> **Data provided**:
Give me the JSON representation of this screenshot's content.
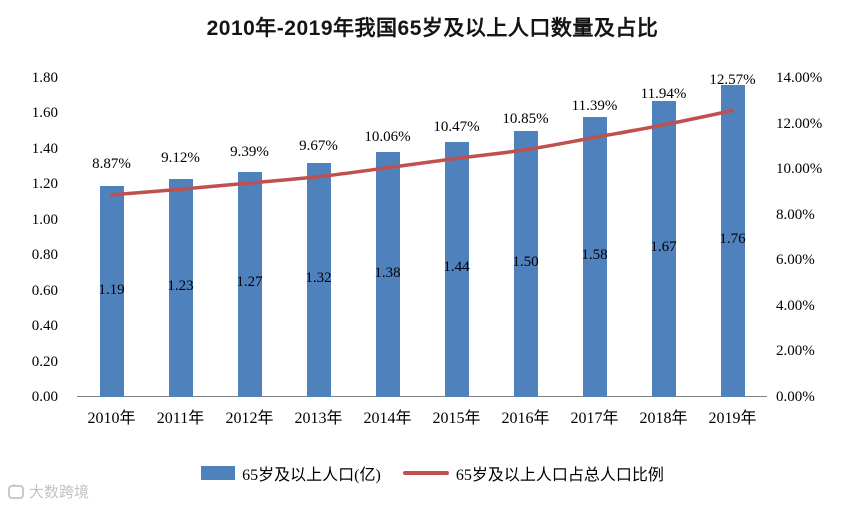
{
  "chart_data": {
    "type": "bar",
    "title": "2010年-2019年我国65岁及以上人口数量及占比",
    "categories": [
      "2010年",
      "2011年",
      "2012年",
      "2013年",
      "2014年",
      "2015年",
      "2016年",
      "2017年",
      "2018年",
      "2019年"
    ],
    "series": [
      {
        "name": "65岁及以上人口(亿)",
        "type": "bar",
        "axis": "left",
        "color": "#4f81bd",
        "values": [
          1.19,
          1.23,
          1.27,
          1.32,
          1.38,
          1.44,
          1.5,
          1.58,
          1.67,
          1.76
        ],
        "labels": [
          "1.19",
          "1.23",
          "1.27",
          "1.32",
          "1.38",
          "1.44",
          "1.50",
          "1.58",
          "1.67",
          "1.76"
        ]
      },
      {
        "name": "65岁及以上人口占总人口比例",
        "type": "line",
        "axis": "right",
        "color": "#c0504d",
        "values": [
          8.87,
          9.12,
          9.39,
          9.67,
          10.06,
          10.47,
          10.85,
          11.39,
          11.94,
          12.57
        ],
        "labels": [
          "8.87%",
          "9.12%",
          "9.39%",
          "9.67%",
          "10.06%",
          "10.47%",
          "10.85%",
          "11.39%",
          "11.94%",
          "12.57%"
        ]
      }
    ],
    "left_axis": {
      "min": 0,
      "max": 1.8,
      "step": 0.2,
      "tick_labels": [
        "0.00",
        "0.20",
        "0.40",
        "0.60",
        "0.80",
        "1.00",
        "1.20",
        "1.40",
        "1.60",
        "1.80"
      ]
    },
    "right_axis": {
      "min": 0,
      "max": 14,
      "step": 2,
      "tick_labels": [
        "0.00%",
        "2.00%",
        "4.00%",
        "6.00%",
        "8.00%",
        "10.00%",
        "12.00%",
        "14.00%"
      ]
    },
    "grid": false,
    "legend_position": "bottom"
  },
  "watermark": {
    "text": "大数跨境"
  }
}
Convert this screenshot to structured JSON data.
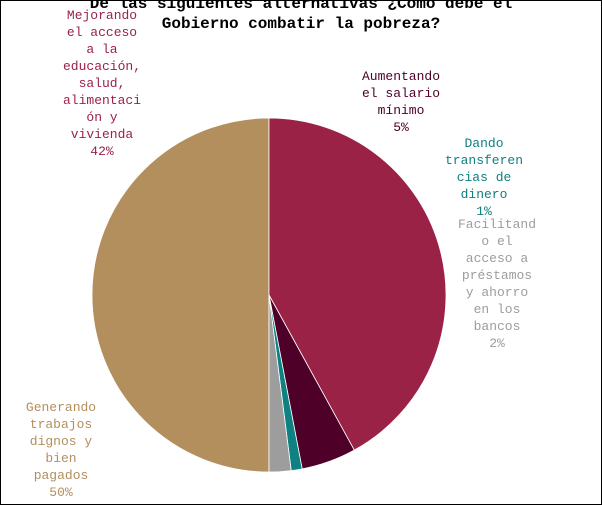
{
  "chart_data": {
    "type": "pie",
    "title_lines": [
      "De las siguientes alternativas ¿Cómo debe el",
      "Gobierno combatir la pobreza?"
    ],
    "slices": [
      {
        "name": "Generando trabajos dignos y bien pagados",
        "value": 50,
        "label_lines": [
          "Generando",
          "trabajos",
          "dignos y",
          "bien",
          "pagados",
          "50%"
        ],
        "color": "#b38f5d"
      },
      {
        "name": "Mejorando el acceso a la educación, salud, alimentación y vivienda",
        "value": 42,
        "label_lines": [
          "Mejorando",
          "el acceso",
          "a la",
          "educación,",
          "salud,",
          "alimentaci",
          "ón y",
          "vivienda",
          "42%"
        ],
        "color": "#9b2247"
      },
      {
        "name": "Aumentando el salario mínimo",
        "value": 5,
        "label_lines": [
          "Aumentando",
          "el salario",
          "mínimo",
          "5%"
        ],
        "color": "#4f0028"
      },
      {
        "name": "Dando transferencias de dinero",
        "value": 1,
        "label_lines": [
          "Dando",
          "transferen",
          "cias de",
          "dinero",
          "1%"
        ],
        "color": "#0f8182"
      },
      {
        "name": "Facilitando el acceso a préstamos y ahorro en los bancos",
        "value": 2,
        "label_lines": [
          "Facilitand",
          "o el",
          "acceso a",
          "préstamos",
          "y ahorro",
          "en los",
          "bancos",
          "2%"
        ],
        "color": "#9d9d9d"
      }
    ]
  }
}
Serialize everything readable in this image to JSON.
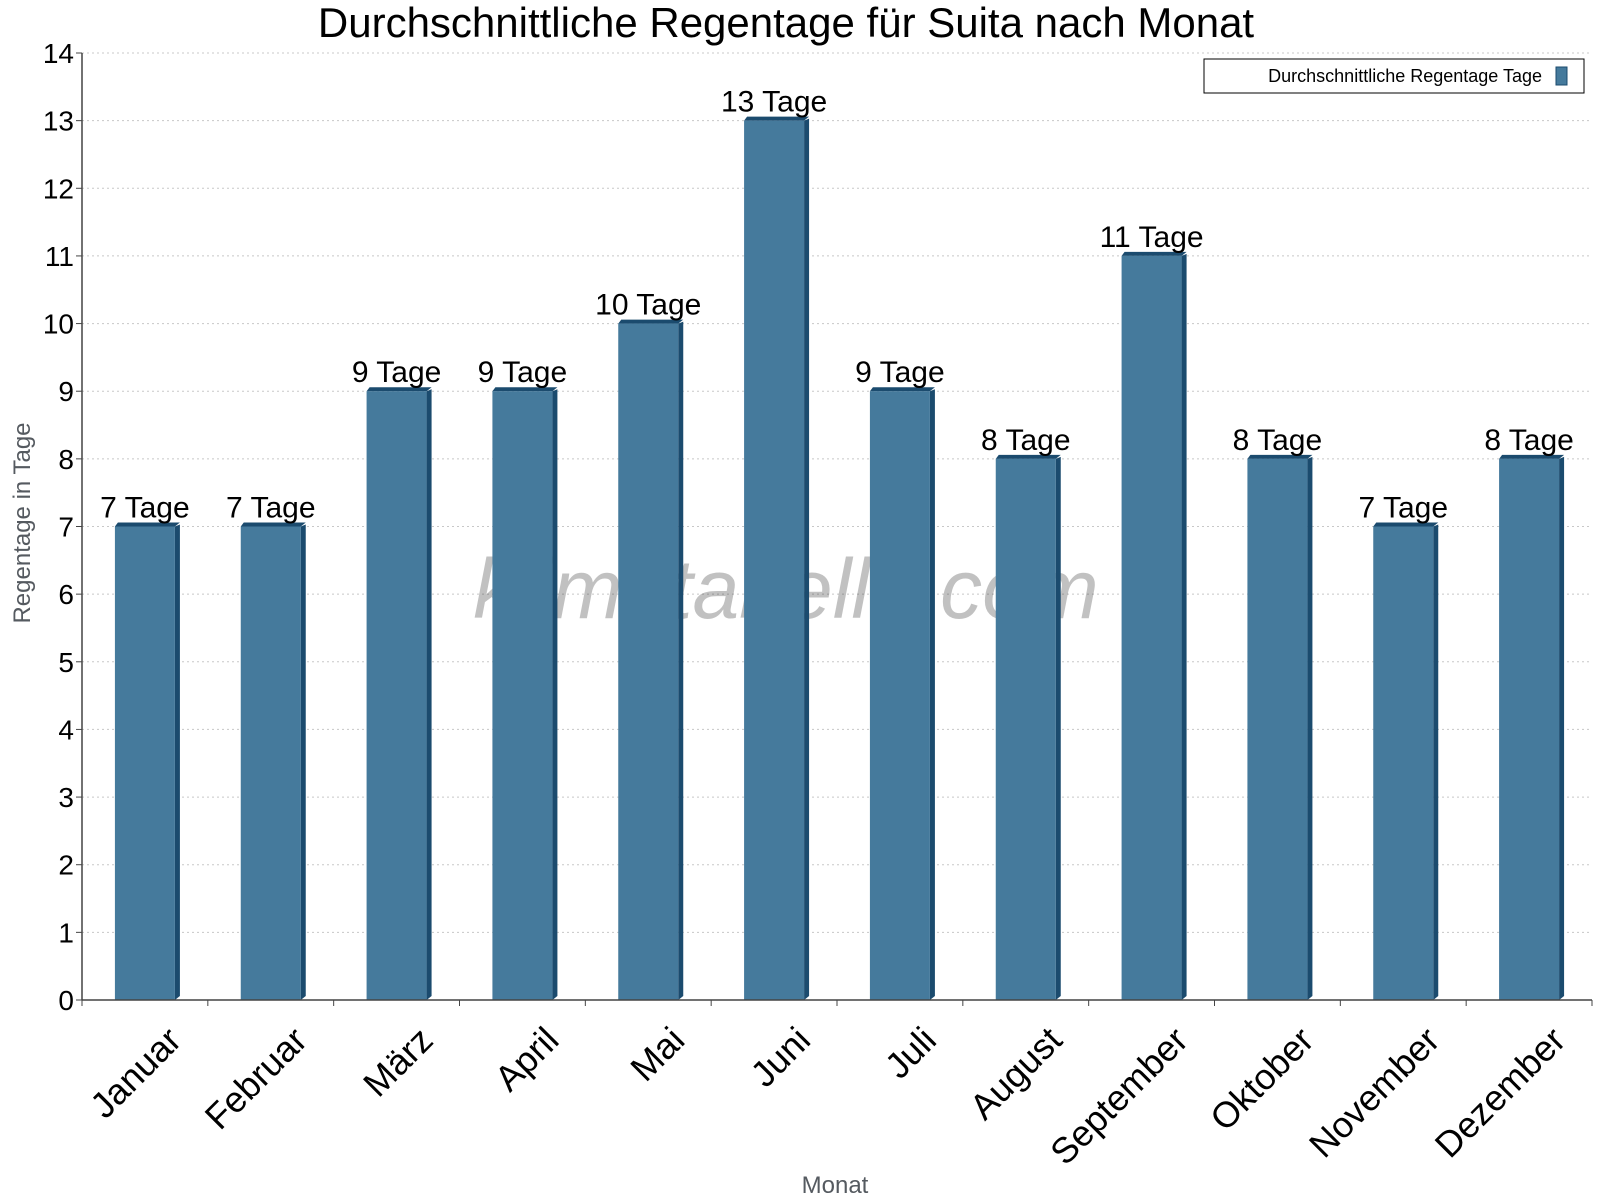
{
  "chart_data": {
    "type": "bar",
    "title": "Durchschnittliche Regentage für Suita nach Monat",
    "xlabel": "Monat",
    "ylabel": "Regentage in Tage",
    "categories": [
      "Januar",
      "Februar",
      "März",
      "April",
      "Mai",
      "Juni",
      "Juli",
      "August",
      "September",
      "Oktober",
      "November",
      "Dezember"
    ],
    "series": [
      {
        "name": "Durchschnittliche Regentage Tage",
        "values": [
          7,
          7,
          9,
          9,
          10,
          13,
          9,
          8,
          11,
          8,
          7,
          8
        ],
        "data_labels": [
          "7 Tage",
          "7 Tage",
          "9 Tage",
          "9 Tage",
          "10 Tage",
          "13 Tage",
          "9 Tage",
          "8 Tage",
          "11 Tage",
          "8 Tage",
          "7 Tage",
          "8 Tage"
        ],
        "color": "#457a9c",
        "side_color": "#1b4b6e"
      }
    ],
    "ylim": [
      0,
      14
    ],
    "yticks": [
      0,
      1,
      2,
      3,
      4,
      5,
      6,
      7,
      8,
      9,
      10,
      11,
      12,
      13,
      14
    ],
    "grid": true,
    "legend_position": "top-right",
    "watermark": "klimatabelle.com"
  }
}
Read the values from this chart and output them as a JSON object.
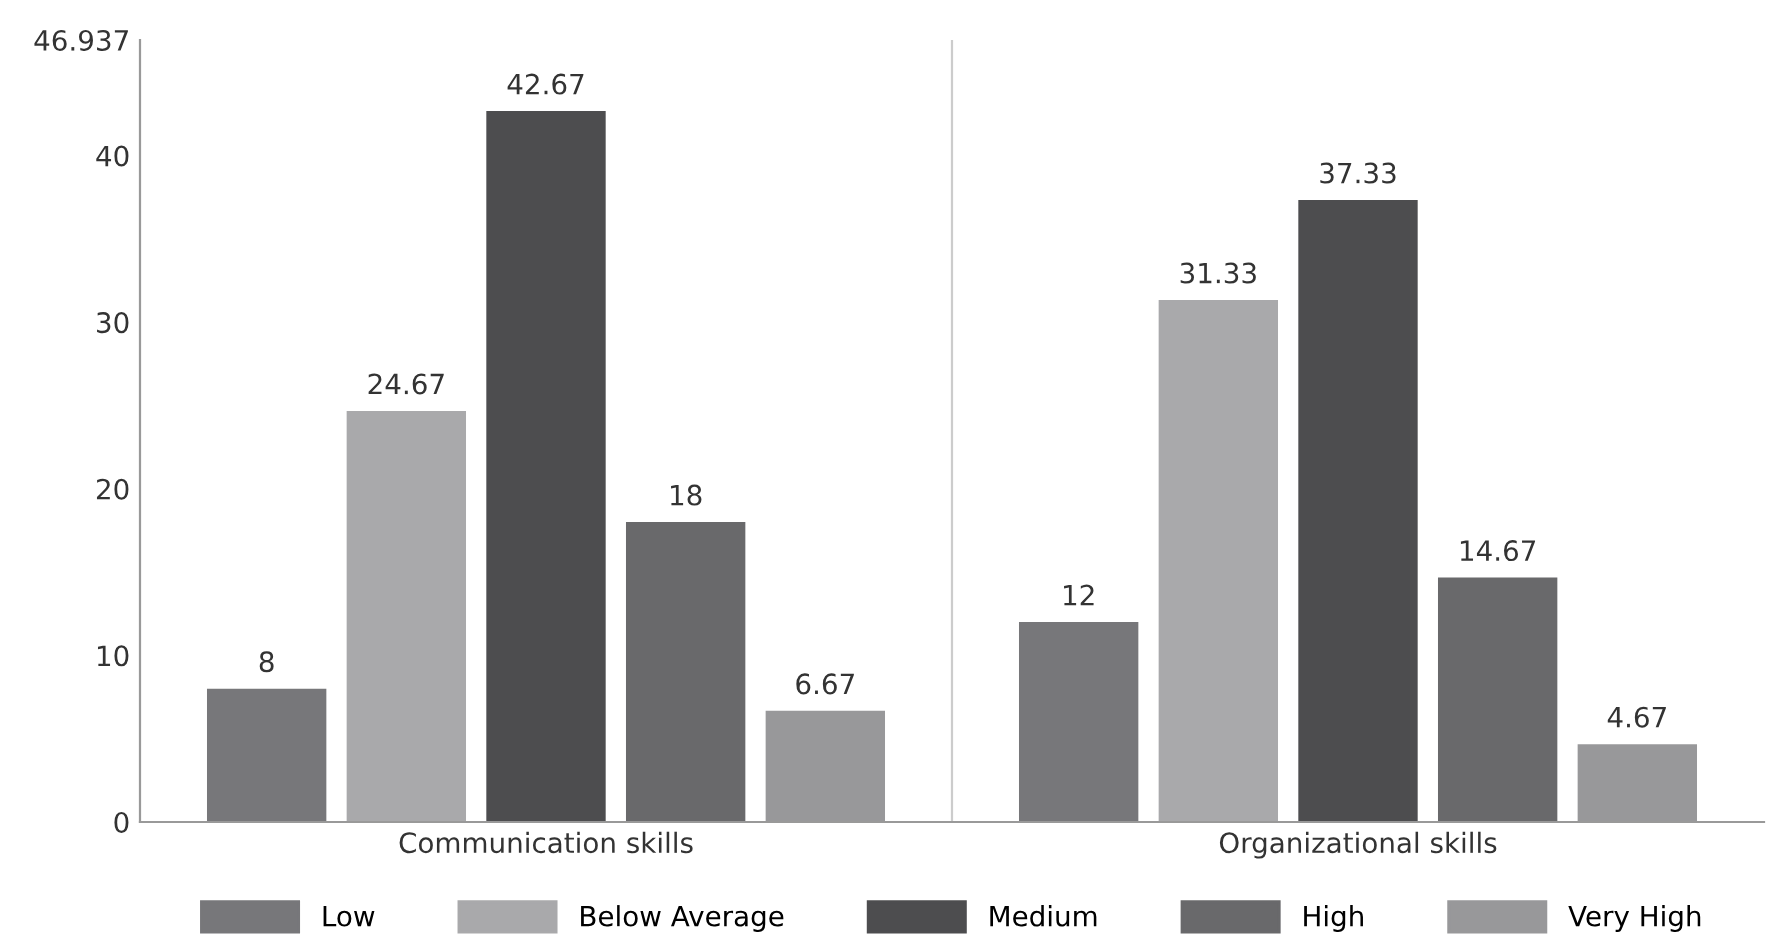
{
  "chart_data": {
    "type": "bar",
    "categories": [
      "Communication skills",
      "Organizational skills"
    ],
    "series": [
      {
        "name": "Low",
        "color": "#77777a",
        "values": [
          8,
          12
        ]
      },
      {
        "name": "Below Average",
        "color": "#a9a9ab",
        "values": [
          24.67,
          31.33
        ]
      },
      {
        "name": "Medium",
        "color": "#4d4d4f",
        "values": [
          42.67,
          37.33
        ]
      },
      {
        "name": "High",
        "color": "#69696b",
        "values": [
          18,
          14.67
        ]
      },
      {
        "name": "Very High",
        "color": "#98989a",
        "values": [
          6.67,
          4.67
        ]
      }
    ],
    "ylim": [
      0,
      46.937
    ],
    "yticks": [
      0,
      10,
      20,
      30,
      40,
      46.937
    ],
    "data_labels": true,
    "legend": "bottom",
    "grid": false
  }
}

> **Exercise brief**: Pull out all lines containing the word "skills" from the entries above.

> **The reply**:
      "Communication skills",
      "Organizational skills"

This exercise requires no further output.